start Source records
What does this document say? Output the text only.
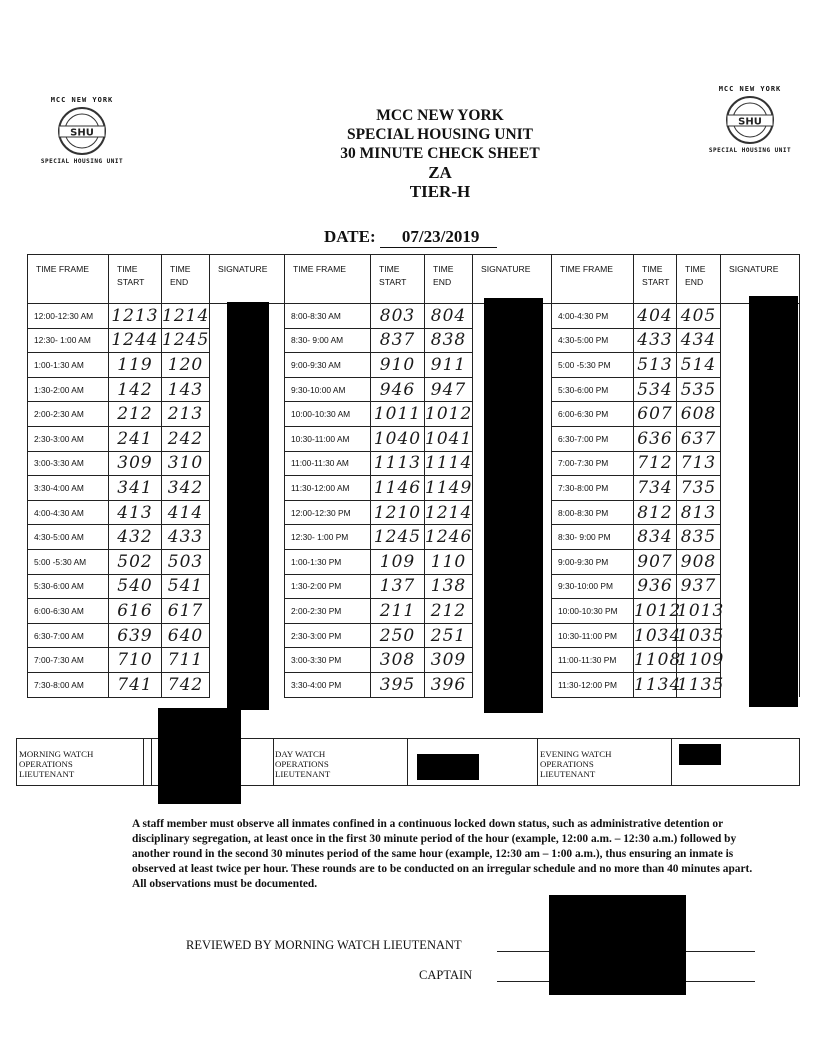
MCC NEW YORK
SHU
SPECIAL HOUSING UNIT
MCC NEW YORK
SHU
SPECIAL HOUSING UNIT
MCC NEW YORK
SPECIAL HOUSING UNIT
30 MINUTE CHECK SHEET
ZA
TIER-H
DATE: 07/23/2019
TIME FRAME	TIME START	TIME END	SIGNATURE	TIME FRAME	TIME START	TIME END	SIGNATURE	TIME FRAME	TIME START	TIME END	SIGNATURE
12:00-12:30 AM	1213	1214		8:00-8:30 AM	803	804		4:00-4:30 PM	404	405	
12:30- 1:00 AM	1244	1245		8:30- 9:00 AM	837	838		4:30-5:00 PM	433	434	
1:00-1:30 AM	119	120		9:00-9:30 AM	910	911		5:00 -5:30 PM	513	514	
1:30-2:00 AM	142	143		9:30-10:00 AM	946	947		5:30-6:00 PM	534	535	
2:00-2:30 AM	212	213		10:00-10:30 AM	1011	1012		6:00-6:30 PM	607	608	
2:30-3:00 AM	241	242		10:30-11:00 AM	1040	1041		6:30-7:00 PM	636	637	
3:00-3:30 AM	309	310		11:00-11:30 AM	1113	1114		7:00-7:30 PM	712	713	
3:30-4:00 AM	341	342		11:30-12:00 AM	1146	1149		7:30-8:00 PM	734	735	
4:00-4:30 AM	413	414		12:00-12:30 PM	1210	1214		8:00-8:30 PM	812	813	
4:30-5:00 AM	432	433		12:30- 1:00 PM	1245	1246		8:30- 9:00 PM	834	835	
5:00 -5:30 AM	502	503		1:00-1:30 PM	109	110		9:00-9:30 PM	907	908	
5:30-6:00 AM	540	541		1:30-2:00 PM	137	138		9:30-10:00 PM	936	937	
6:00-6:30 AM	616	617		2:00-2:30 PM	211	212		10:00-10:30 PM	1012	1013	
6:30-7:00 AM	639	640		2:30-3:00 PM	250	251		10:30-11:00 PM	1034	1035	
7:00-7:30 AM	710	711		3:00-3:30 PM	308	309		11:00-11:30 PM	1108	1109	
7:30-8:00 AM	741	742		3:30-4:00 PM	395	396		11:30-12:00 PM	1134	1135	
MORNING WATCH OPERATIONS LIEUTENANT
DAY WATCH OPERATIONS LIEUTENANT
EVENING WATCH OPERATIONS LIEUTENANT
A staff member must observe all inmates confined in a continuous locked down status, such as administrative detention or disciplinary segregation, at least once in the first 30 minute period of the hour (example, 12:00 a.m. – 12:30 a.m.) followed by another round in the second 30 minutes period of the same hour (example, 12:30 am – 1:00 a.m.), thus ensuring an inmate is observed at least twice per hour. These rounds are to be conducted on an irregular schedule and no more than 40 minutes apart. All observations must be documented.
REVIEWED BY MORNING WATCH LIEUTENANT
CAPTAIN
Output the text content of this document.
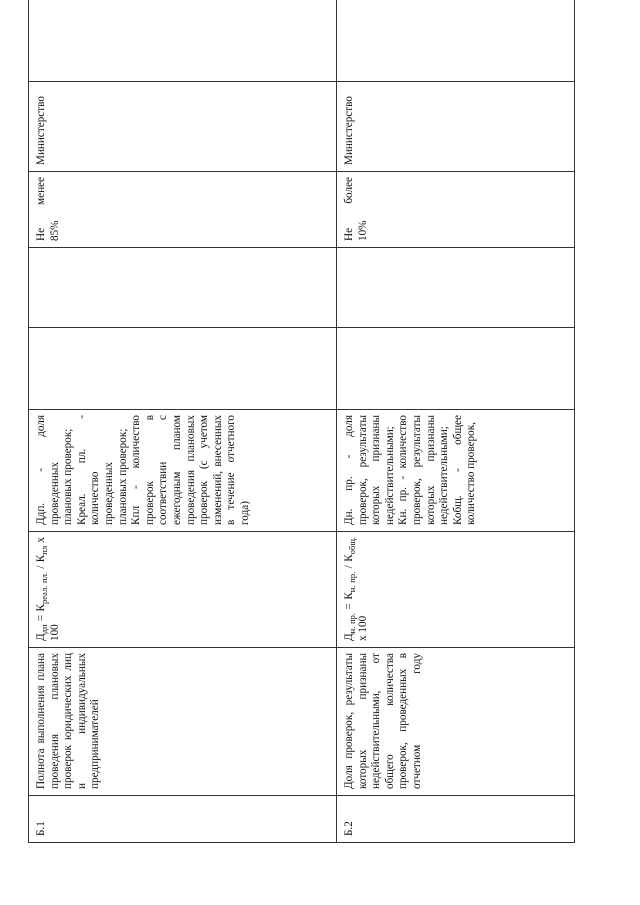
Б.1	Полнота выполнения плана проведения плановых проверок юридических лиц и индивидуальных предпринимателей	$Д_{дп} = К_{реал. пл.} / К_{пл}$ х 100	Ддп. - доля проведенных плановых проверок; Креал. пл. - количество проведенных плановых проверок; Кпл - количество проверок в соответствии с ежегодным планом проведения плановых проверок (с учетом изменений, внесенных в течение отчетного года)			Не менее 85%	Министерство	
Б.2	Доля проверок, результаты которых признаны недействительными, от общего количества проверок, проведенных в отчетном году	$Д_{н. пр.} = К_{н. пр.} / К_{общ.}$ х 100	Дн. пр. - доля проверок, результаты которых признаны недействительными; Кн. пр. - количество проверок, результаты которых признаны недействительными; Кобщ. - общее количество проверок,			Не более 10%	Министерство	
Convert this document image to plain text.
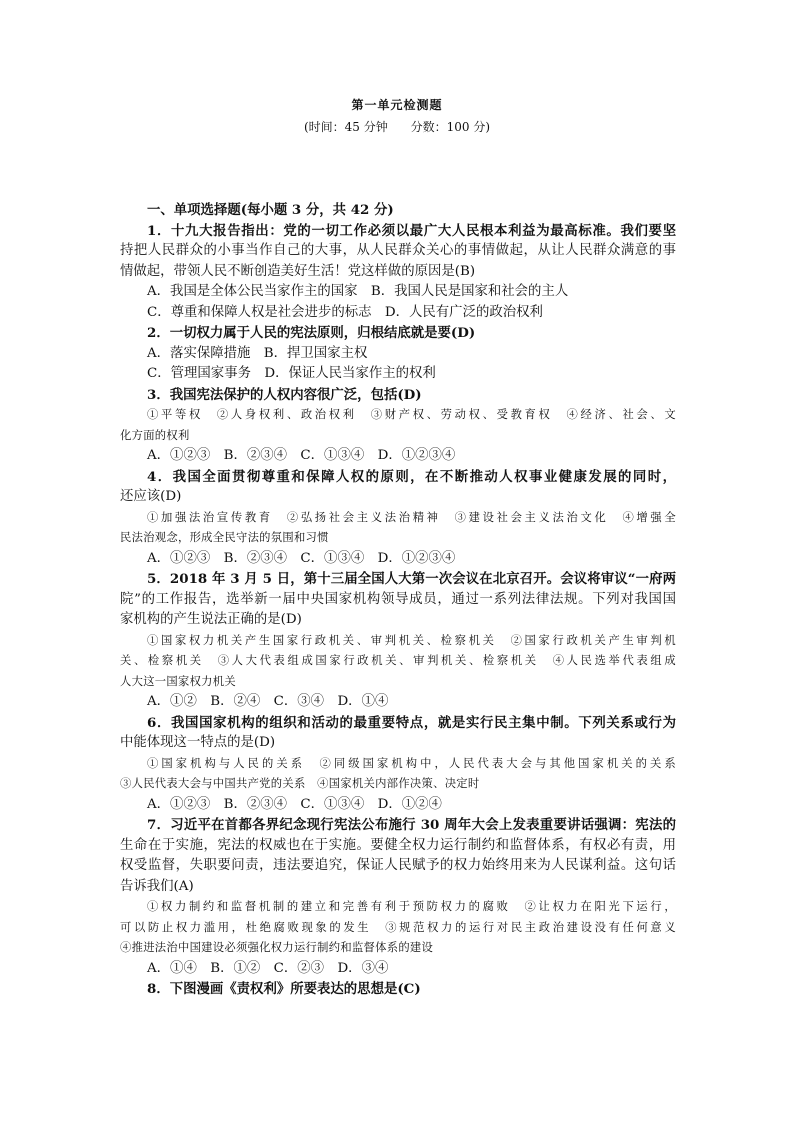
第一单元检测题
(时间：45 分钟      分数：100 分)
一、单项选择题(每小题 3 分，共 42 分)
1．十九大报告指出：党的一切工作必须以最广大人民根本利益为最高标准。我们要坚
持把人民群众的小事当作自己的大事，从人民群众关心的事情做起，从让人民群众满意的事
情做起，带领人民不断创造美好生活！党这样做的原因是(B)
A．我国是全体公民当家作主的国家　B．我国人民是国家和社会的主人
C．尊重和保障人权是社会进步的标志　D．人民有广泛的政治权利
2．一切权力属于人民的宪法原则，归根结底就是要(D)
A．落实保障措施　B．捍卫国家主权
C．管理国家事务　D．保证人民当家作主的权利
3．我国宪法保护的人权内容很广泛，包括(D)
①平等权　②人身权利、政治权利　③财产权、劳动权、受教育权　④经济、社会、文
化方面的权利
A．①②③　B．②③④　C．①③④　D．①②③④
4．我国全面贯彻尊重和保障人权的原则，在不断推动人权事业健康发展的同时，
还应该(D)
①加强法治宣传教育　②弘扬社会主义法治精神　③建设社会主义法治文化　④增强全
民法治观念，形成全民守法的氛围和习惯
A．①②③　B．②③④　C．①③④　D．①②③④
5．2018 年 3 月 5 日，第十三届全国人大第一次会议在北京召开。会议将审议“一府两
院”的工作报告，选举新一届中央国家机构领导成员，通过一系列法律法规。下列对我国国
家机构的产生说法正确的是(D)
①国家权力机关产生国家行政机关、审判机关、检察机关　②国家行政机关产生审判机
关、检察机关　③人大代表组成国家行政机关、审判机关、检察机关　④人民选举代表组成
人大这一国家权力机关
A．①②　B．②④　C．③④　D．①④
6．我国国家机构的组织和活动的最重要特点，就是实行民主集中制。下列关系或行为
中能体现这一特点的是(D)
①国家机构与人民的关系　②同级国家机构中，人民代表大会与其他国家机关的关系
③人民代表大会与中国共产党的关系　④国家机关内部作决策、决定时
A．①②③　B．②③④　C．①③④　D．①②④
7．习近平在首都各界纪念现行宪法公布施行 30 周年大会上发表重要讲话强调：宪法的
生命在于实施，宪法的权威也在于实施。要健全权力运行制约和监督体系，有权必有责，用
权受监督，失职要问责，违法要追究，保证人民赋予的权力始终用来为人民谋利益。这句话
告诉我们(A)
①权力制约和监督机制的建立和完善有利于预防权力的腐败　②让权力在阳光下运行，
可以防止权力滥用，杜绝腐败现象的发生　③规范权力的运行对民主政治建设没有任何意义
④推进法治中国建设必须强化权力运行制约和监督体系的建设
A．①④　B．①②　C．②③　D．③④
8．下图漫画《责权利》所要表达的思想是(C)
end Source records
▸ What to work on:
Copy the records exactly. Skip the pictures.

▸ Result of the exercise:
What does this document say? Output the text only.
MCC NEW YORK
SHU
SPECIAL HOUSING UNIT
MCC NEW YORK
SHU
SPECIAL HOUSING UNIT
MCC NEW YORK
SPECIAL HOUSING UNIT
30 MINUTE CHECK SHEET
ZA
TIER-H
DATE: 07/23/2019
TIME FRAME	TIME START	TIME END	SIGNATURE	TIME FRAME	TIME START	TIME END	SIGNATURE	TIME FRAME	TIME START	TIME END	SIGNATURE
12:00-12:30 AM	1213	1214		8:00-8:30 AM	803	804		4:00-4:30 PM	404	405	
12:30- 1:00 AM	1244	1245		8:30- 9:00 AM	837	838		4:30-5:00 PM	433	434	
1:00-1:30 AM	119	120		9:00-9:30 AM	910	911		5:00 -5:30 PM	513	514	
1:30-2:00 AM	142	143		9:30-10:00 AM	946	947		5:30-6:00 PM	534	535	
2:00-2:30 AM	212	213		10:00-10:30 AM	1011	1012		6:00-6:30 PM	607	608	
2:30-3:00 AM	241	242		10:30-11:00 AM	1040	1041		6:30-7:00 PM	636	637	
3:00-3:30 AM	309	310		11:00-11:30 AM	1113	1114		7:00-7:30 PM	712	713	
3:30-4:00 AM	341	342		11:30-12:00 AM	1146	1149		7:30-8:00 PM	734	735	
4:00-4:30 AM	413	414		12:00-12:30 PM	1210	1214		8:00-8:30 PM	812	813	
4:30-5:00 AM	432	433		12:30- 1:00 PM	1245	1246		8:30- 9:00 PM	834	835	
5:00 -5:30 AM	502	503		1:00-1:30 PM	109	110		9:00-9:30 PM	907	908	
5:30-6:00 AM	540	541		1:30-2:00 PM	137	138		9:30-10:00 PM	936	937	
6:00-6:30 AM	616	617		2:00-2:30 PM	211	212		10:00-10:30 PM	1012	1013	
6:30-7:00 AM	639	640		2:30-3:00 PM	250	251		10:30-11:00 PM	1034	1035	
7:00-7:30 AM	710	711		3:00-3:30 PM	308	309		11:00-11:30 PM	1108	1109	
7:30-8:00 AM	741	742		3:30-4:00 PM	395	396		11:30-12:00 PM	1134	1135	
MORNING WATCH OPERATIONS LIEUTENANT
DAY WATCH OPERATIONS LIEUTENANT
EVENING WATCH OPERATIONS LIEUTENANT
A staff member must observe all inmates confined in a continuous locked down status, such as administrative detention or disciplinary segregation, at least once in the first 30 minute period of the hour (example, 12:00 a.m. – 12:30 a.m.) followed by another round in the second 30 minutes period of the same hour (example, 12:30 am – 1:00 a.m.), thus ensuring an inmate is observed at least twice per hour. These rounds are to be conducted on an irregular schedule and no more than 40 minutes apart. All observations must be documented.
REVIEWED BY MORNING WATCH LIEUTENANT
CAPTAIN
Output the text content of this document.
Б.1	Полнота выполнения плана проведения плановых проверок юридических лиц и индивидуальных предпринимателей	$Д_{дп} = К_{реал. пл.} / К_{пл}$ х 100	Ддп. - доля проведенных плановых проверок; Креал. пл. - количество проведенных плановых проверок; Кпл - количество проверок в соответствии с ежегодным планом проведения плановых проверок (с учетом изменений, внесенных в течение отчетного года)			Не менее 85%	Министерство	
Б.2	Доля проверок, результаты которых признаны недействительными, от общего количества проверок, проведенных в отчетном году	$Д_{н. пр.} = К_{н. пр.} / К_{общ.}$ х 100	Дн. пр. - доля проверок, результаты которых признаны недействительными; Кн. пр. - количество проверок, результаты которых признаны недействительными; Кобщ. - общее количество проверок,			Не более 10%	Министерство	
Convert this document image to plain text.
第一单元检测题
(时间：45 分钟      分数：100 分)
一、单项选择题(每小题 3 分，共 42 分)
1．十九大报告指出：党的一切工作必须以最广大人民根本利益为最高标准。我们要坚
持把人民群众的小事当作自己的大事，从人民群众关心的事情做起，从让人民群众满意的事
情做起，带领人民不断创造美好生活！党这样做的原因是(B)
A．我国是全体公民当家作主的国家　B．我国人民是国家和社会的主人
C．尊重和保障人权是社会进步的标志　D．人民有广泛的政治权利
2．一切权力属于人民的宪法原则，归根结底就是要(D)
A．落实保障措施　B．捍卫国家主权
C．管理国家事务　D．保证人民当家作主的权利
3．我国宪法保护的人权内容很广泛，包括(D)
①平等权　②人身权利、政治权利　③财产权、劳动权、受教育权　④经济、社会、文
化方面的权利
A．①②③　B．②③④　C．①③④　D．①②③④
4．我国全面贯彻尊重和保障人权的原则，在不断推动人权事业健康发展的同时，
还应该(D)
①加强法治宣传教育　②弘扬社会主义法治精神　③建设社会主义法治文化　④增强全
民法治观念，形成全民守法的氛围和习惯
A．①②③　B．②③④　C．①③④　D．①②③④
5．2018 年 3 月 5 日，第十三届全国人大第一次会议在北京召开。会议将审议“一府两
院”的工作报告，选举新一届中央国家机构领导成员，通过一系列法律法规。下列对我国国
家机构的产生说法正确的是(D)
①国家权力机关产生国家行政机关、审判机关、检察机关　②国家行政机关产生审判机
关、检察机关　③人大代表组成国家行政机关、审判机关、检察机关　④人民选举代表组成
人大这一国家权力机关
A．①②　B．②④　C．③④　D．①④
6．我国国家机构的组织和活动的最重要特点，就是实行民主集中制。下列关系或行为
中能体现这一特点的是(D)
①国家机构与人民的关系　②同级国家机构中，人民代表大会与其他国家机关的关系
③人民代表大会与中国共产党的关系　④国家机关内部作决策、决定时
A．①②③　B．②③④　C．①③④　D．①②④
7．习近平在首都各界纪念现行宪法公布施行 30 周年大会上发表重要讲话强调：宪法的
生命在于实施，宪法的权威也在于实施。要健全权力运行制约和监督体系，有权必有责，用
权受监督，失职要问责，违法要追究，保证人民赋予的权力始终用来为人民谋利益。这句话
告诉我们(A)
①权力制约和监督机制的建立和完善有利于预防权力的腐败　②让权力在阳光下运行，
可以防止权力滥用，杜绝腐败现象的发生　③规范权力的运行对民主政治建设没有任何意义
④推进法治中国建设必须强化权力运行制约和监督体系的建设
A．①④　B．①②　C．②③　D．③④
8．下图漫画《责权利》所要表达的思想是(C)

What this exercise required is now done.